━━━ The records ━━━

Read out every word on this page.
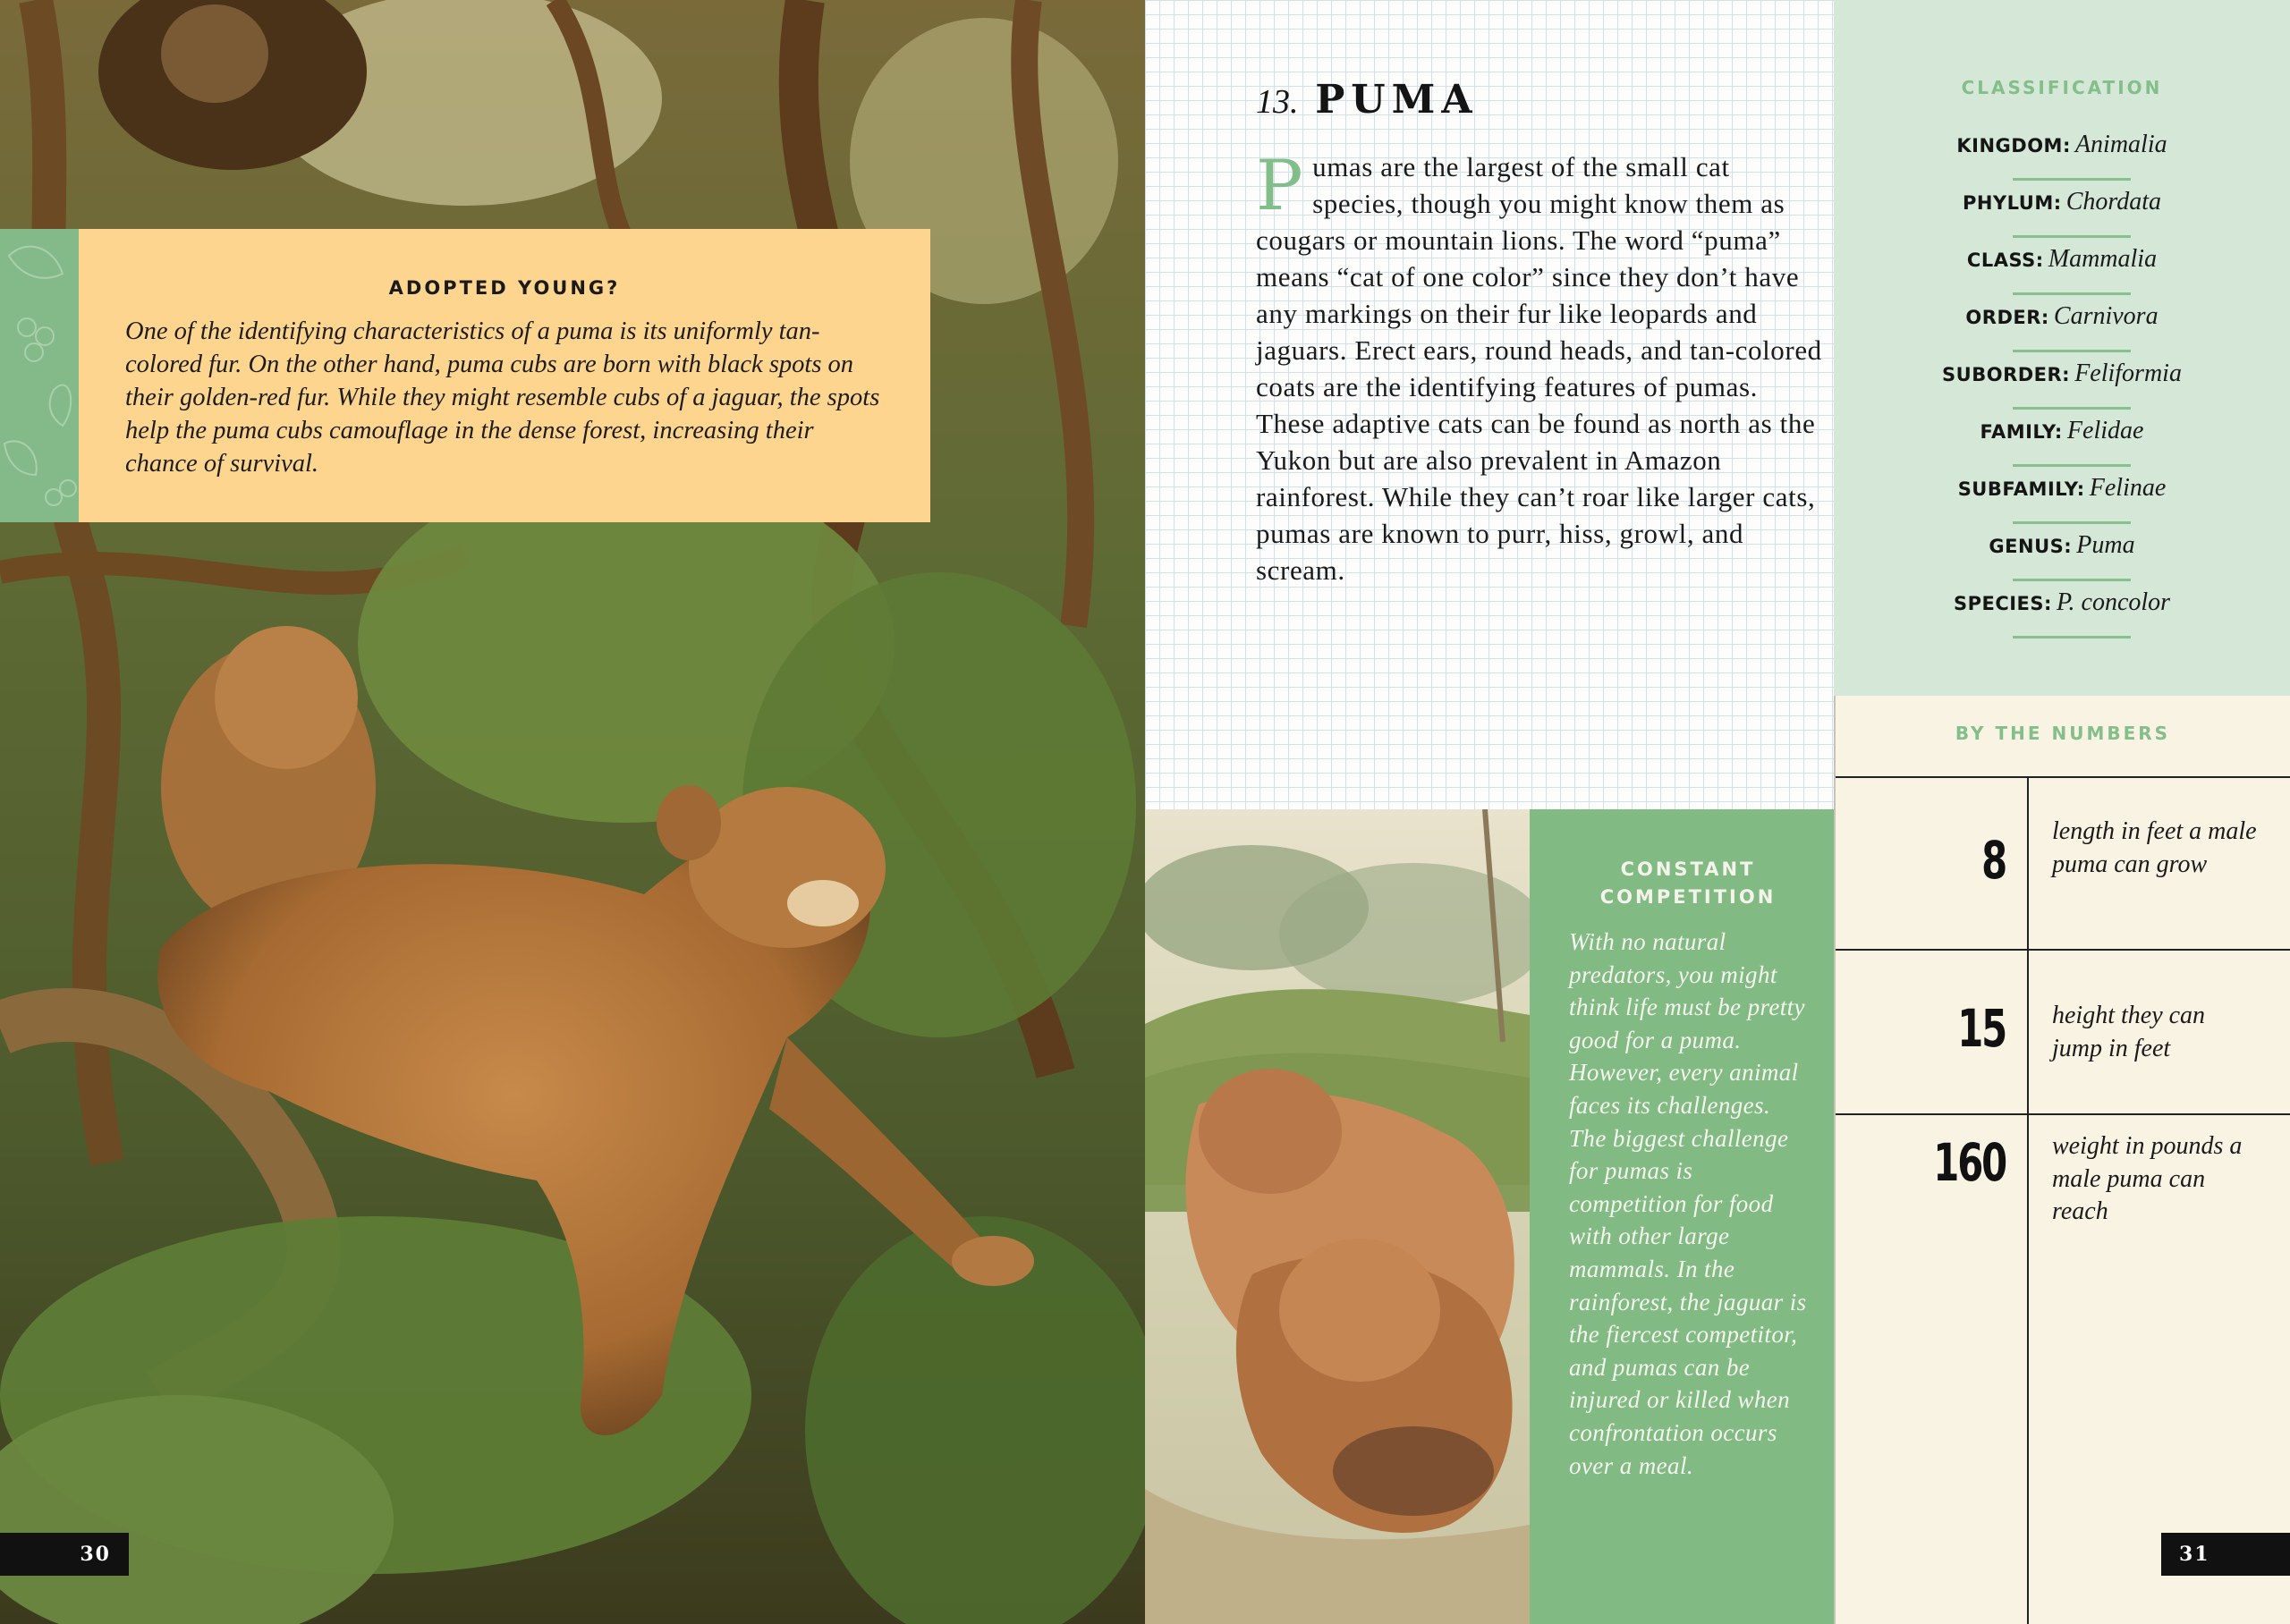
ADOPTED YOUNG?
One of the identifying characteristics of a puma is its uniformly tan-colored fur. On the other hand, puma cubs are born with black spots on their golden-red fur. While they might resemble cubs of a jaguar, the spots help the puma cubs camouflage in the dense forest, increasing their chance of survival.
30
13. PUMA
P umas are the largest of the small cat species, though you might know them as cougars or mountain lions. The word “puma” means “cat of one color” since they don’t have any markings on their fur like leopards and jaguars. Erect ears, round heads, and tan-colored coats are the identifying features of pumas. These adaptive cats can be found as north as the Yukon but are also prevalent in Amazon rainforest. While they can’t roar like larger cats, pumas are known to purr, hiss, growl, and scream.
CONSTANT
COMPETITION
With no natural predators, you might think life must be pretty good for a puma. However, every animal faces its challenges. The biggest challenge for pumas is competition for food with other large mammals. In the rainforest, the jaguar is the fiercest competitor, and pumas can be injured or killed when confrontation occurs over a meal.
CLASSIFICATION
KINGDOM: Animalia
PHYLUM: Chordata
CLASS: Mammalia
ORDER: Carnivora
SUBORDER: Feliformia
FAMILY: Felidae
SUBFAMILY: Felinae
GENUS: Puma
SPECIES: P. concolor
BY THE NUMBERS
8 length in feet a male puma can grow
15 height they can jump in feet
160 weight in pounds a male puma can reach
31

━━━

## Exercise directions
Replicate the material above verbatim; images stay out of the copy.

## Written solution
Read out every word on this page.
ADOPTED YOUNG?
One of the identifying characteristics of a puma is its uniformly tan-colored fur. On the other hand, puma cubs are born with black spots on their golden-red fur. While they might resemble cubs of a jaguar, the spots help the puma cubs camouflage in the dense forest, increasing their chance of survival.
30
13. PUMA
P umas are the largest of the small cat species, though you might know them as cougars or mountain lions. The word “puma” means “cat of one color” since they don’t have any markings on their fur like leopards and jaguars. Erect ears, round heads, and tan-colored coats are the identifying features of pumas. These adaptive cats can be found as north as the Yukon but are also prevalent in Amazon rainforest. While they can’t roar like larger cats, pumas are known to purr, hiss, growl, and scream.
CONSTANT
COMPETITION
With no natural predators, you might think life must be pretty good for a puma. However, every animal faces its challenges. The biggest challenge for pumas is competition for food with other large mammals. In the rainforest, the jaguar is the fiercest competitor, and pumas can be injured or killed when confrontation occurs over a meal.
CLASSIFICATION
KINGDOM: Animalia
PHYLUM: Chordata
CLASS: Mammalia
ORDER: Carnivora
SUBORDER: Feliformia
FAMILY: Felidae
SUBFAMILY: Felinae
GENUS: Puma
SPECIES: P. concolor
BY THE NUMBERS
8 length in feet a male puma can grow
15 height they can jump in feet
160 weight in pounds a male puma can reach
31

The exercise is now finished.